▶ _INSTRUCTION_:
Repeat the whole listing exactly.

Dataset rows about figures
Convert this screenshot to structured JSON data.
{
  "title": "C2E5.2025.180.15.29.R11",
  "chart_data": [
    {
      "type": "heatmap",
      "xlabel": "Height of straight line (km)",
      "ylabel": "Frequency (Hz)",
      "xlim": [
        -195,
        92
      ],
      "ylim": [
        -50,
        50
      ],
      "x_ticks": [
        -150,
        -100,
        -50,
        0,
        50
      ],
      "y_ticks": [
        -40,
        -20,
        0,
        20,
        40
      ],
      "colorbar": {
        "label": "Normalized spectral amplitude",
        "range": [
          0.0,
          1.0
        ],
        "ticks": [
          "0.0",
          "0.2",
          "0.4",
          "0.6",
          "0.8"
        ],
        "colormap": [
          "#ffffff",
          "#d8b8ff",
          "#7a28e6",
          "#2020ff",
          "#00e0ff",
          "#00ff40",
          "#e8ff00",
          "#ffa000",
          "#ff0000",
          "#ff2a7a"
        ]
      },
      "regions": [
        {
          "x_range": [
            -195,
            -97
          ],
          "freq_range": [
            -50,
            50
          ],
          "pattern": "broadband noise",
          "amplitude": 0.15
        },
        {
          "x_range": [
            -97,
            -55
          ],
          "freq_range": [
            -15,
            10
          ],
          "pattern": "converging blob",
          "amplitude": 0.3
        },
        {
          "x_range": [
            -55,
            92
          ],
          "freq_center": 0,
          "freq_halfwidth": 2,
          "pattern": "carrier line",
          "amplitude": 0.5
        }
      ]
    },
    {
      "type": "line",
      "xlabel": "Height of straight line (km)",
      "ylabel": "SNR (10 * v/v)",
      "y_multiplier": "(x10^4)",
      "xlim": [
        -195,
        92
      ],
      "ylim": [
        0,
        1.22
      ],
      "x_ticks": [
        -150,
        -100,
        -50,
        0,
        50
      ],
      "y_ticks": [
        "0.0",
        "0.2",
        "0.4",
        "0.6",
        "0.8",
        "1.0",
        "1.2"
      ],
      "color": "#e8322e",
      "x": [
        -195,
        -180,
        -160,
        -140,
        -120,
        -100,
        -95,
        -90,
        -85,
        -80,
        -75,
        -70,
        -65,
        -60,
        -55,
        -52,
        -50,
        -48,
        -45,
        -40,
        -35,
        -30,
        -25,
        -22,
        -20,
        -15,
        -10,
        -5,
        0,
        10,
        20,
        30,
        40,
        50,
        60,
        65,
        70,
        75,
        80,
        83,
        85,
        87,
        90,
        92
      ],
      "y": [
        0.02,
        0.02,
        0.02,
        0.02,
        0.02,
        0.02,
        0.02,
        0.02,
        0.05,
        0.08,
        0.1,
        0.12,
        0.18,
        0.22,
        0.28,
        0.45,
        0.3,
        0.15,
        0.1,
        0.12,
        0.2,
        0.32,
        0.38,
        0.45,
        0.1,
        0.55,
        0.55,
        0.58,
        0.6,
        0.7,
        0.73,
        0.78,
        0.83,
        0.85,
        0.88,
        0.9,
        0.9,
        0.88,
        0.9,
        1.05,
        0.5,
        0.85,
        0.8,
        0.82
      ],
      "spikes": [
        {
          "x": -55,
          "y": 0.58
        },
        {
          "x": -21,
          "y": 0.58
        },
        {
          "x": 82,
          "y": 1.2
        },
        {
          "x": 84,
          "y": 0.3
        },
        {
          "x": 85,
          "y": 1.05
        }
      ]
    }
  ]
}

▶ _TASK RESULT_:
Convert this screenshot to structured JSON data.
{
  "title": "C2E5.2025.180.15.29.R11",
  "chart_data": [
    {
      "type": "heatmap",
      "xlabel": "Height of straight line (km)",
      "ylabel": "Frequency (Hz)",
      "xlim": [
        -195,
        92
      ],
      "ylim": [
        -50,
        50
      ],
      "x_ticks": [
        -150,
        -100,
        -50,
        0,
        50
      ],
      "y_ticks": [
        -40,
        -20,
        0,
        20,
        40
      ],
      "colorbar": {
        "label": "Normalized spectral amplitude",
        "range": [
          0.0,
          1.0
        ],
        "ticks": [
          "0.0",
          "0.2",
          "0.4",
          "0.6",
          "0.8"
        ],
        "colormap": [
          "#ffffff",
          "#d8b8ff",
          "#7a28e6",
          "#2020ff",
          "#00e0ff",
          "#00ff40",
          "#e8ff00",
          "#ffa000",
          "#ff0000",
          "#ff2a7a"
        ]
      },
      "regions": [
        {
          "x_range": [
            -195,
            -97
          ],
          "freq_range": [
            -50,
            50
          ],
          "pattern": "broadband noise",
          "amplitude": 0.15
        },
        {
          "x_range": [
            -97,
            -55
          ],
          "freq_range": [
            -15,
            10
          ],
          "pattern": "converging blob",
          "amplitude": 0.3
        },
        {
          "x_range": [
            -55,
            92
          ],
          "freq_center": 0,
          "freq_halfwidth": 2,
          "pattern": "carrier line",
          "amplitude": 0.5
        }
      ]
    },
    {
      "type": "line",
      "xlabel": "Height of straight line (km)",
      "ylabel": "SNR (10 * v/v)",
      "y_multiplier": "(x10^4)",
      "xlim": [
        -195,
        92
      ],
      "ylim": [
        0,
        1.22
      ],
      "x_ticks": [
        -150,
        -100,
        -50,
        0,
        50
      ],
      "y_ticks": [
        "0.0",
        "0.2",
        "0.4",
        "0.6",
        "0.8",
        "1.0",
        "1.2"
      ],
      "color": "#e8322e",
      "x": [
        -195,
        -180,
        -160,
        -140,
        -120,
        -100,
        -95,
        -90,
        -85,
        -80,
        -75,
        -70,
        -65,
        -60,
        -55,
        -52,
        -50,
        -48,
        -45,
        -40,
        -35,
        -30,
        -25,
        -22,
        -20,
        -15,
        -10,
        -5,
        0,
        10,
        20,
        30,
        40,
        50,
        60,
        65,
        70,
        75,
        80,
        83,
        85,
        87,
        90,
        92
      ],
      "y": [
        0.02,
        0.02,
        0.02,
        0.02,
        0.02,
        0.02,
        0.02,
        0.02,
        0.05,
        0.08,
        0.1,
        0.12,
        0.18,
        0.22,
        0.28,
        0.45,
        0.3,
        0.15,
        0.1,
        0.12,
        0.2,
        0.32,
        0.38,
        0.45,
        0.1,
        0.55,
        0.55,
        0.58,
        0.6,
        0.7,
        0.73,
        0.78,
        0.83,
        0.85,
        0.88,
        0.9,
        0.9,
        0.88,
        0.9,
        1.05,
        0.5,
        0.85,
        0.8,
        0.82
      ],
      "spikes": [
        {
          "x": -55,
          "y": 0.58
        },
        {
          "x": -21,
          "y": 0.58
        },
        {
          "x": 82,
          "y": 1.2
        },
        {
          "x": 84,
          "y": 0.3
        },
        {
          "x": 85,
          "y": 1.05
        }
      ]
    }
  ]
}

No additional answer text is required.